> [REQUEST]: Exclude images, then output the remaining data verbatim.

> [DATASET ENTRIES]:
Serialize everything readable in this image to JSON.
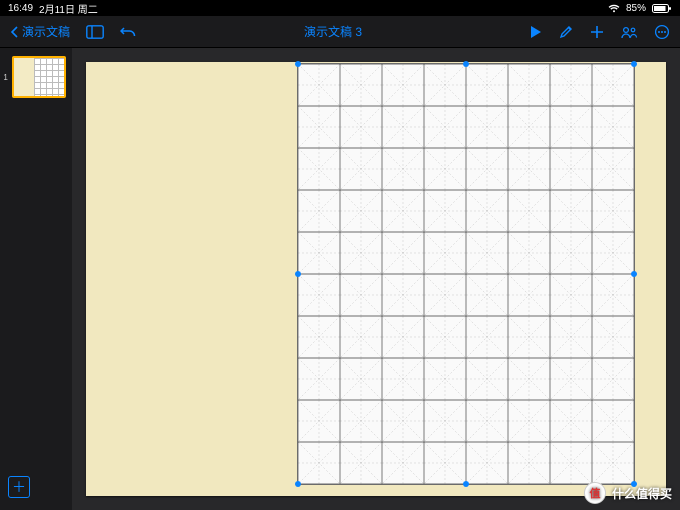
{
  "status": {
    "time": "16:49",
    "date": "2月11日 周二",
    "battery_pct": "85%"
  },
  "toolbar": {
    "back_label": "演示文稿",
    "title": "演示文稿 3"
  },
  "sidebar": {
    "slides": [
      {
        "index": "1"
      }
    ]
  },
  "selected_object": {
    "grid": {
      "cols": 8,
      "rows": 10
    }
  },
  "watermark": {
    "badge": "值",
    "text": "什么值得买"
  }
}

> [COMPLETE OUTPUT]:
Serialize everything readable in this image to JSON.
{
  "status": {
    "time": "16:49",
    "date": "2月11日 周二",
    "battery_pct": "85%"
  },
  "toolbar": {
    "back_label": "演示文稿",
    "title": "演示文稿 3"
  },
  "sidebar": {
    "slides": [
      {
        "index": "1"
      }
    ]
  },
  "selected_object": {
    "grid": {
      "cols": 8,
      "rows": 10
    }
  },
  "watermark": {
    "badge": "值",
    "text": "什么值得买"
  }
}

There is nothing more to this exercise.